USPTO Grants Google a Patent On MapReduce
theodp writes "Two years ago, David DeWitt and Michael Stonebraker deemed MapReduce a major step backwards (here are the original paper and a defense of it) that 'represents a specific implementation of well known techniques developed nearly 25 years ago.' A year later, the pair teamed up with other academics and eBay to slam MapReduce again. But the very public complaints didn't stop Google from demanding a patent for MapReduce; nor did it stop the USPTO from granting Google's request (after four rejections). On Tuesday, the USPTO issued U.S. Patent No. 7,650,331 to Google for inventing Efficient Large-Scale Data Processing."
Just the other day I couldn't sign up for a gmail account without google demanding my mobile telephone number!
They already burned their karma adding the "fade-in" menu bar.
This sounds more stupid than evil, which is interesting, because Google doesn't do obviously stupid things very often.
The patent won't do them any good, because it won't stand up in court. They could use it to attack someone small -- an open source developer who would have to back down because they couldn't handle teh legal fees -- but they don't have much of a history of that sort of thing, and there's no reason to think they would in this case, either.

_Entries provided_.
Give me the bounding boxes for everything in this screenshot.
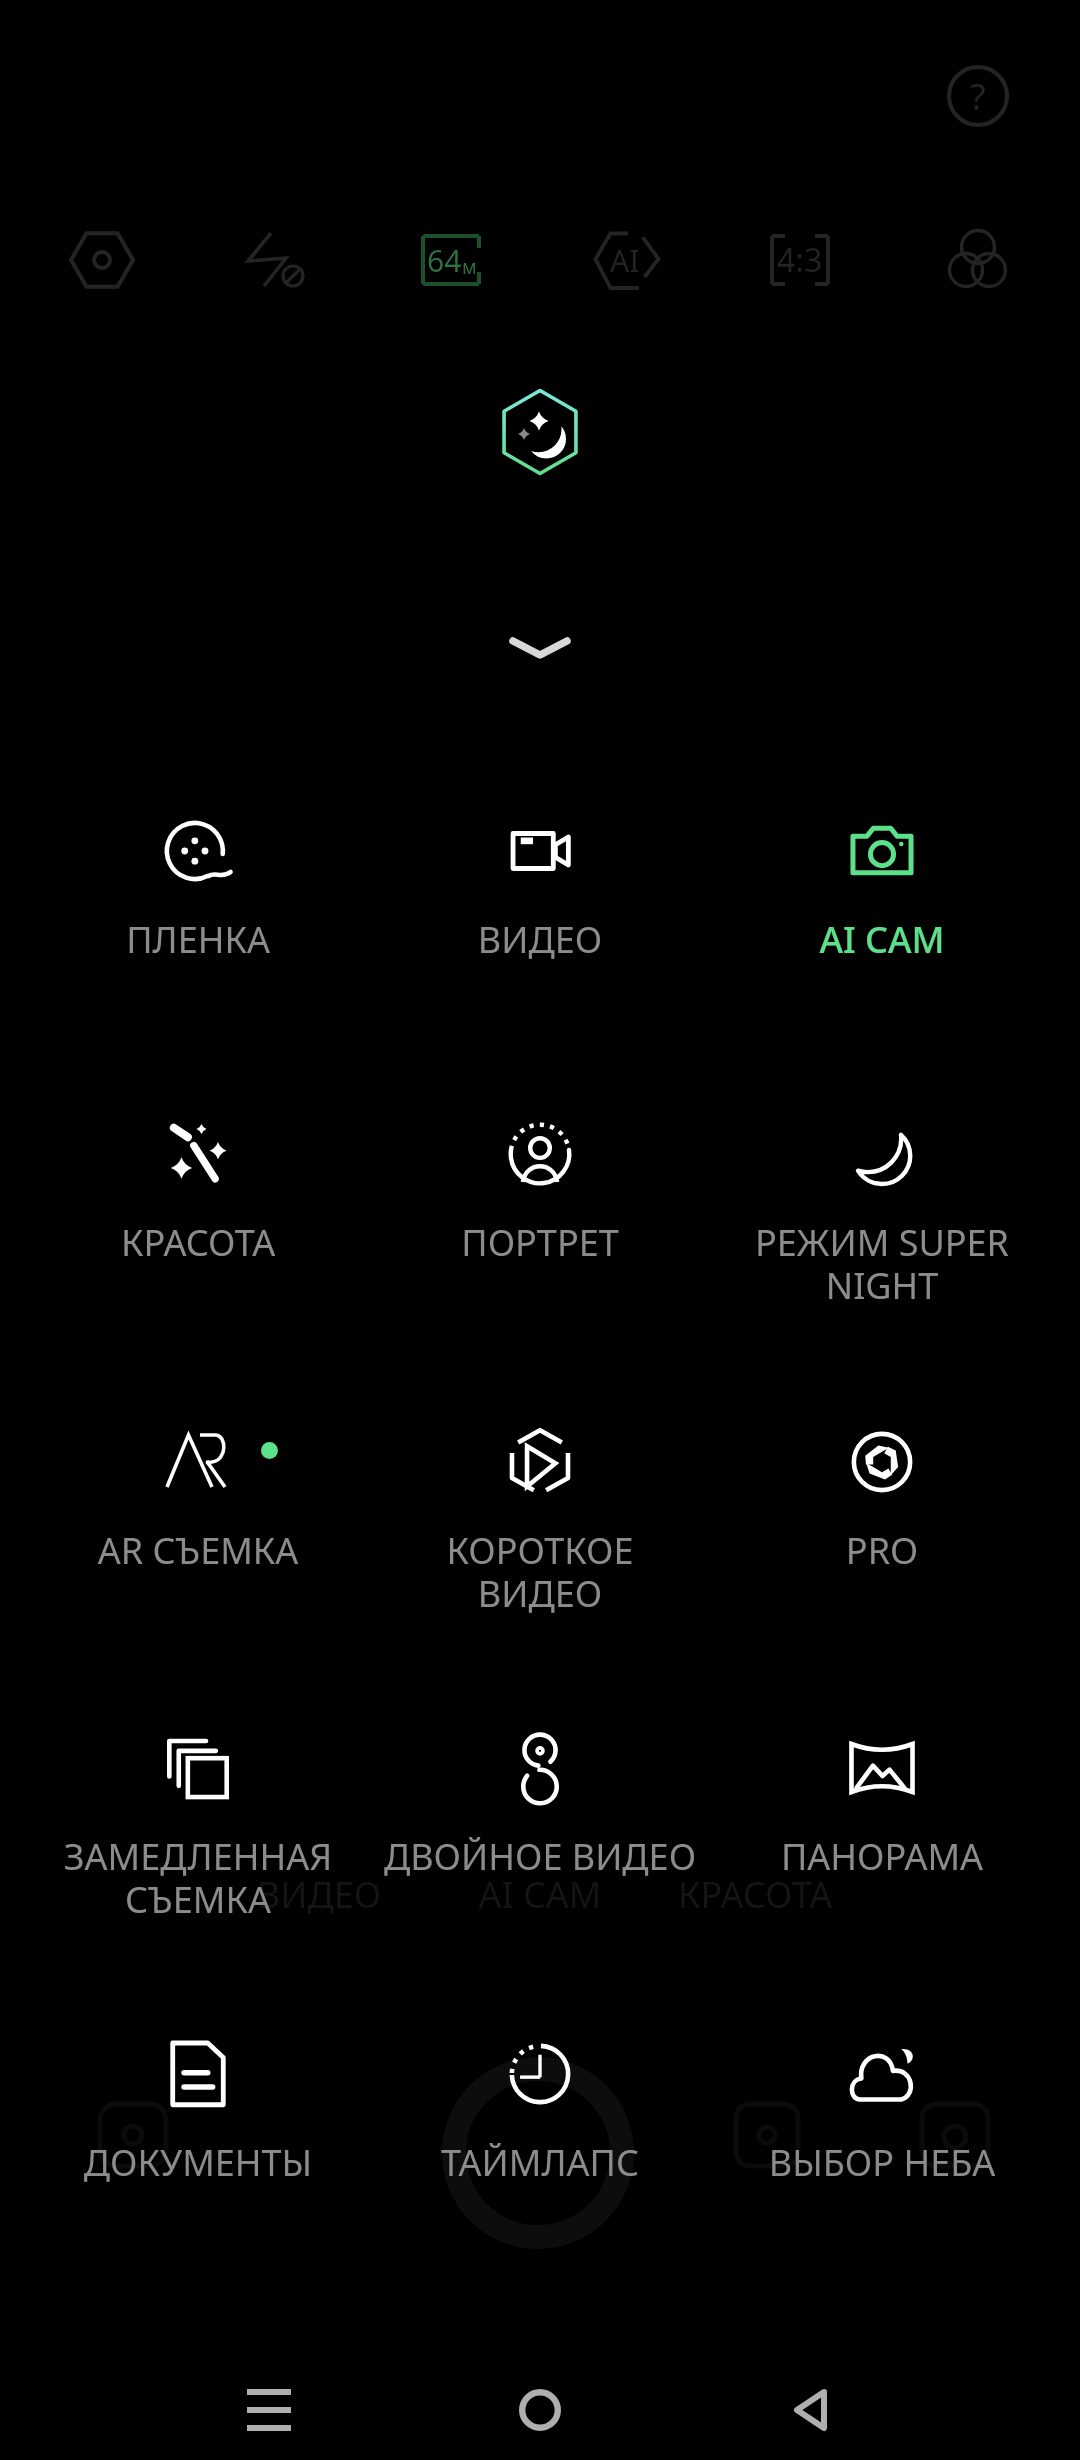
staticText: PRO [711, 1526, 1053, 1575]
staticText: ТАЙМЛАПС [369, 2138, 711, 2187]
staticText: ДОКУМЕНТЫ [27, 2138, 369, 2187]
button[interactable]: Collapse mode list [490, 598, 590, 698]
button[interactable]: ЗАМЕДЛЕННАЯ СЪЕМКА [27, 1699, 369, 1924]
button[interactable]: AI scene detection [583, 216, 671, 304]
button[interactable]: AR СЪЕМКА [27, 1393, 369, 1575]
button[interactable]: Home [495, 2365, 585, 2455]
button[interactable]: PRO [711, 1393, 1053, 1575]
staticText: ВЫБОР НЕБА [711, 2138, 1053, 2187]
button[interactable]: ПОРТРЕТ [369, 1085, 711, 1267]
button[interactable]: 64 MP [407, 216, 495, 304]
staticText: AR СЪЕМКА [27, 1526, 369, 1575]
staticText: ЗАМЕДЛЕННАЯ СЪЕМКА [27, 1832, 369, 1924]
button[interactable]: ТАЙМЛАПС [369, 2005, 711, 2187]
staticText: РЕЖИМ SUPER NIGHT [711, 1218, 1053, 1310]
button[interactable]: Aspect ratio 4:3 [756, 216, 844, 304]
button[interactable]: HDR [58, 216, 146, 304]
button[interactable]: ПЛЕНКА [27, 782, 369, 964]
button[interactable]: ВИДЕО [369, 782, 711, 964]
staticText: ВИДЕО [148, 1870, 490, 1919]
button[interactable]: ДОКУМЕНТЫ [27, 2005, 369, 2187]
staticText: КРАСОТА [27, 1218, 369, 1267]
button[interactable]: Recent apps [224, 2365, 314, 2455]
staticText: 4:3 [777, 238, 823, 282]
button[interactable]: ВЫБОР НЕБА [711, 2005, 1053, 2187]
button[interactable]: ПАНОРАМА [711, 1699, 1053, 1881]
staticText: 64 [427, 240, 462, 281]
staticText: ДВОЙНОЕ ВИДЕО [369, 1832, 711, 1881]
staticText: ПЛЕНКА [27, 915, 369, 964]
button[interactable]: КРАСОТА [27, 1085, 369, 1267]
button[interactable]: Super Night mode [470, 362, 610, 502]
button[interactable]: Help [930, 48, 1026, 144]
staticText: ПАНОРАМА [711, 1832, 1053, 1881]
button[interactable]: Flash off [232, 216, 320, 304]
button[interactable]: РЕЖИМ SUPER NIGHT [711, 1085, 1053, 1310]
staticText: AI CAM [711, 915, 1053, 964]
staticText: м [462, 254, 477, 280]
staticText: AI [610, 240, 640, 281]
staticText: КОРОТКОЕ ВИДЕО [369, 1526, 711, 1618]
button[interactable]: AI CAM [711, 782, 1053, 964]
button[interactable]: Filters [933, 216, 1021, 304]
staticText: КРАСОТА [584, 1870, 926, 1919]
button[interactable]: КОРОТКОЕ ВИДЕО [369, 1393, 711, 1618]
staticText: ПОРТРЕТ [369, 1218, 711, 1267]
button[interactable]: ДВОЙНОЕ ВИДЕО [369, 1699, 711, 1881]
staticText: ВИДЕО [369, 915, 711, 964]
button[interactable]: Back [765, 2365, 855, 2455]
staticText: ? [970, 72, 986, 121]
staticText: AI CAM [369, 1870, 711, 1919]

_Instructions_.
[1] In the patent thread, what patent number did the USPTO issue to Google?
[2] Find every line in the listing above that contains the string "ПЛЕНКА", and copy each one. Case counts when matching.

_Final answers_.
[1] U.S. Patent No. 7,650,331

[2]
button[interactable]: ПЛЕНКА [27, 782, 369, 964]
staticText: ПЛЕНКА [27, 915, 369, 964]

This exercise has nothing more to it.